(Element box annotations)
-- BEGIN --
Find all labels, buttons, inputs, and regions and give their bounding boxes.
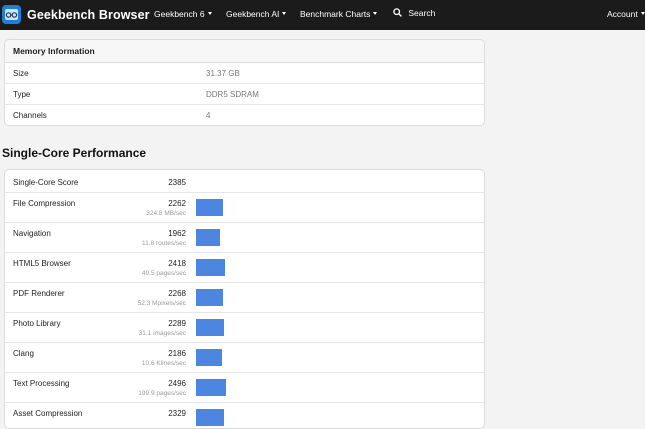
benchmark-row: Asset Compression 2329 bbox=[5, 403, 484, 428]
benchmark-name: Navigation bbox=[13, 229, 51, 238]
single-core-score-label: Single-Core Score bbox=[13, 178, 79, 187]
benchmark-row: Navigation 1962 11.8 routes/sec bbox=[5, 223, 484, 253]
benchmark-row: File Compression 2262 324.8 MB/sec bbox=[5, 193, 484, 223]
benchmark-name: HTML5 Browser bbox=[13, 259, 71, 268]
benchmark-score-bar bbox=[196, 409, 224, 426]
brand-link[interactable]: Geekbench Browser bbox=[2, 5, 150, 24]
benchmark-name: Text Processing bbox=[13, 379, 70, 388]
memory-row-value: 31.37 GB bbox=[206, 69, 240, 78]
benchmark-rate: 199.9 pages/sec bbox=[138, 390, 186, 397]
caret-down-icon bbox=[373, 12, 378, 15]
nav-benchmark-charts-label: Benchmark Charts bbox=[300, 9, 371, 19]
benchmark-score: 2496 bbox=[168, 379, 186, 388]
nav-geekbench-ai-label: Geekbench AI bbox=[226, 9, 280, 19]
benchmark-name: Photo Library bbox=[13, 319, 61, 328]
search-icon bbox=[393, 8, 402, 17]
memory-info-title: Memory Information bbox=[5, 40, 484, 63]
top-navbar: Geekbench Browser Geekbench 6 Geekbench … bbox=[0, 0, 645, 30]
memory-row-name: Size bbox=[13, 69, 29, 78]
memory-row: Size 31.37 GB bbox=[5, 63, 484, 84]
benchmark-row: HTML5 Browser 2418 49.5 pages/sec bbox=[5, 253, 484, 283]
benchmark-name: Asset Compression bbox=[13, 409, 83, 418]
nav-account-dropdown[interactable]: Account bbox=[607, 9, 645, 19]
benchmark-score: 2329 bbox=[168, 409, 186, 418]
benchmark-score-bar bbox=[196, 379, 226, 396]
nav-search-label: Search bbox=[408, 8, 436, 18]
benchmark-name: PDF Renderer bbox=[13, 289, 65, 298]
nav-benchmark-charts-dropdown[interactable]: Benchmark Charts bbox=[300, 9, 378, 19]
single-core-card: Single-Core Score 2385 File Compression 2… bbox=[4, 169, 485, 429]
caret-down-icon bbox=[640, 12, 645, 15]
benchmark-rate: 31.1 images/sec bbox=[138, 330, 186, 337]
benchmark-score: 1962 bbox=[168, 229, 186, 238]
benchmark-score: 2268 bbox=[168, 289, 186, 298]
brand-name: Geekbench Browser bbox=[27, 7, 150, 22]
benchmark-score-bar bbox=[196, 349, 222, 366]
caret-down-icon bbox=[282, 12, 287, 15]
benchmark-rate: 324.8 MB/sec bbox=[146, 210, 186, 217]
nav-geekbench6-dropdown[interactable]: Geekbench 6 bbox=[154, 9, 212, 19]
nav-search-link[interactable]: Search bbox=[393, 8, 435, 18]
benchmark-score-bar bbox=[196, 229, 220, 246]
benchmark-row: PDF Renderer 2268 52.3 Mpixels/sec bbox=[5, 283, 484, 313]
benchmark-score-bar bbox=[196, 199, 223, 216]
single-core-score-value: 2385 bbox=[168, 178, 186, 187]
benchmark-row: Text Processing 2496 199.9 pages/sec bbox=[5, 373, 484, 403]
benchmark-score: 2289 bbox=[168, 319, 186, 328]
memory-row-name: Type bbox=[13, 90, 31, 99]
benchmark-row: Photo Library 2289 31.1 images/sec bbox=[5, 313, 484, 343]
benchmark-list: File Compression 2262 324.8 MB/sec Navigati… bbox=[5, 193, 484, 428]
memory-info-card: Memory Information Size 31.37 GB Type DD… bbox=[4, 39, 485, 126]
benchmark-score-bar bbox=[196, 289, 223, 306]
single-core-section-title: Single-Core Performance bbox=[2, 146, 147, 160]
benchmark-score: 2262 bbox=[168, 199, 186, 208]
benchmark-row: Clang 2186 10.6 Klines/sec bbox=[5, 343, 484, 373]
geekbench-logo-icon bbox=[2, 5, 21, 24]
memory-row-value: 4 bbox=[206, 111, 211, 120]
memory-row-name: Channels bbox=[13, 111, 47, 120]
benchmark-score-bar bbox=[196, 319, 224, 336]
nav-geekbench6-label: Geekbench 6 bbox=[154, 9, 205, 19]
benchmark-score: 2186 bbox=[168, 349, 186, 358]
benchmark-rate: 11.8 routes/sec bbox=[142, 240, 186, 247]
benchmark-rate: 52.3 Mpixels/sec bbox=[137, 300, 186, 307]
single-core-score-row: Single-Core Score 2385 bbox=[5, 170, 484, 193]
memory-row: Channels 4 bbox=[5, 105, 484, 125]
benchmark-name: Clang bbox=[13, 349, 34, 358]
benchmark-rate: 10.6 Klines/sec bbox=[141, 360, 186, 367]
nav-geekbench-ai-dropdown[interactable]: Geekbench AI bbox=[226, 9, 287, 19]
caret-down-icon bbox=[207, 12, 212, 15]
-- END --
== AIM ==
Arrange the lines above as a JSON list of strings, one string per line, with blank lines and the picture left out.

== EXPECTED OUTPUT ==
[
  "Find all labels, buttons, inputs, and regions and give their bounding boxes.",
  "benchmark-row: Asset Compression 2329 bbox=[5, 403, 484, 428]",
  "benchmark-name: Navigation bbox=[13, 229, 51, 238]",
  "single-core-score-label: Single-Core Score bbox=[13, 178, 79, 187]",
  "benchmark-row: Navigation 1962 11.8 routes/sec bbox=[5, 223, 484, 253]",
  "benchmark-row: File Compression 2262 324.8 MB/sec bbox=[5, 193, 484, 223]",
  "benchmark-name: HTML5 Browser bbox=[13, 259, 71, 268]",
  "benchmark-score-bar bbox=[196, 409, 224, 426]",
  "brand-link[interactable]: Geekbench Browser bbox=[2, 5, 150, 24]",
  "benchmark-name: Text Processing bbox=[13, 379, 70, 388]",
  "memory-row-value: 31.37 GB bbox=[206, 69, 240, 78]",
  "benchmark-rate: 199.9 pages/sec bbox=[138, 390, 186, 397]",
  "caret-down-icon bbox=[373, 12, 378, 15]",
  "nav-benchmark-charts-label: Benchmark Charts bbox=[300, 9, 371, 19]",
  "benchmark-score: 2496 bbox=[168, 379, 186, 388]",
  "nav-geekbench-ai-label: Geekbench AI bbox=[226, 9, 280, 19]",
  "benchmark-name: Photo Library bbox=[13, 319, 61, 328]",
  "search-icon bbox=[393, 8, 402, 17]",
  "memory-info-title: Memory Information bbox=[5, 40, 484, 63]",
  "top-navbar: Geekbench Browser Geekbench 6 Geekbench … bbox=[0, 0, 645, 30]",
  "memory-row-name: Size bbox=[13, 69, 29, 78]",
  "memory-row: Size 31.37 GB bbox=[5, 63, 484, 84]",
  "benchmark-row: HTML5 Browser 2418 49.5 pages/sec bbox=[5, 253, 484, 283]",
  "benchmark-name: Asset Compression bbox=[13, 409, 83, 418]",
  "nav-account-dropdown[interactable]: Account bbox=[607, 9, 645, 19]",
  "benchmark-score: 2329 bbox=[168, 409, 186, 418]",
  "benchmark-score-bar bbox=[196, 379, 226, 396]",
  "nav-search-label: Search bbox=[408, 8, 436, 18]",
  "benchmark-name: PDF Renderer bbox=[13, 289, 65, 298]",
  "nav-benchmark-charts-dropdown[interactable]: Benchmark Charts bbox=[300, 9, 378, 19]",
  "single-core-card: Single-Core Score 2385 File Compression 2… bbox=[4, 169, 485, 429]",
  "caret-down-icon bbox=[640, 12, 645, 15]",
  "benchmark-rate: 31.1 images/sec bbox=[138, 330, 186, 337]",
  "benchmark-score: 1962 bbox=[168, 229, 186, 238]",
  "benchmark-score: 2268 bbox=[168, 289, 186, 298]",
  "brand-name: Geekbench Browser bbox=[27, 7, 150, 22]",
  "benchmark-score-bar bbox=[196, 349, 222, 366]",
  "caret-down-icon bbox=[282, 12, 287, 15]",
  "benchmark-rate: 324.8 MB/sec bbox=[146, 210, 186, 217]",
  "nav-geekbench6-dropdown[interactable]: Geekbench 6 bbox=[154, 9, 212, 19]",
  "nav-search-link[interactable]: Search bbox=[393, 8, 435, 18]",
  "benchmark-score-bar bbox=[196, 229, 220, 246]",
  "benchmark-row: PDF Renderer 2268 52.3 Mpixels/sec bbox=[5, 283, 484, 313]",
  "benchmark-score-bar bbox=[196, 199, 223, 216]",
  "single-core-score-value: 2385 bbox=[168, 178, 186, 187]",
  "benchmark-row: Text Processing 2496 199.9 pages/sec bbox=[5, 373, 484, 403]",
  "benchmark-score: 2289 bbox=[168, 319, 186, 328]",
  "memory-row-name: Type bbox=[13, 90, 31, 99]",
  "benchmark-row: Photo Library 2289 31.1 images/sec bbox=[5, 313, 484, 343]",
  "benchmark-list: File Compression 2262 324.8 MB/sec Navigati… bbox=[5, 193, 484, 428]",
  "memory-info-card: Memory Information Size 31.37 GB Type DD… bbox=[4, 39, 485, 126]",
  "benchmark-score-bar bbox=[196, 289, 223, 306]",
  "single-core-section-title: Single-Core Performance bbox=[2, 146, 147, 160]",
  "benchmark-score: 2262 bbox=[168, 199, 186, 208]",
  "benchmark-row: Clang 2186 10.6 Klines/sec bbox=[5, 343, 484, 373]",
  "geekbench-logo-icon bbox=[2, 5, 21, 24]",
  "memory-row-value: 4 bbox=[206, 111, 211, 120]",
  "memory-row-name: Channels bbox=[13, 111, 47, 120]",
  "benchmark-score-bar bbox=[196, 319, 224, 336]",
  "nav-geekbench6-label: Geekbench 6 bbox=[154, 9, 205, 19]",
  "benchmark-score: 2186 bbox=[168, 349, 186, 358]",
  "benchmark-rate: 11.8 routes/sec bbox=[142, 240, 186, 247]",
  "benchmark-rate: 52.3 Mpixels/sec bbox=[137, 300, 186, 307]",
  "single-core-score-row: Single-Core Score 2385 bbox=[5, 170, 484, 193]",
  "memory-row: Channels 4 bbox=[5, 105, 484, 125]",
  "benchmark-name: Clang bbox=[13, 349, 34, 358]",
  "benchmark-rate: 10.6 Klines/sec bbox=[141, 360, 186, 367]",
  "nav-geekbench-ai-dropdown[interactable]: Geekbench AI bbox=[226, 9, 287, 19]",
  "caret-down-icon bbox=[207, 12, 212, 15]"
]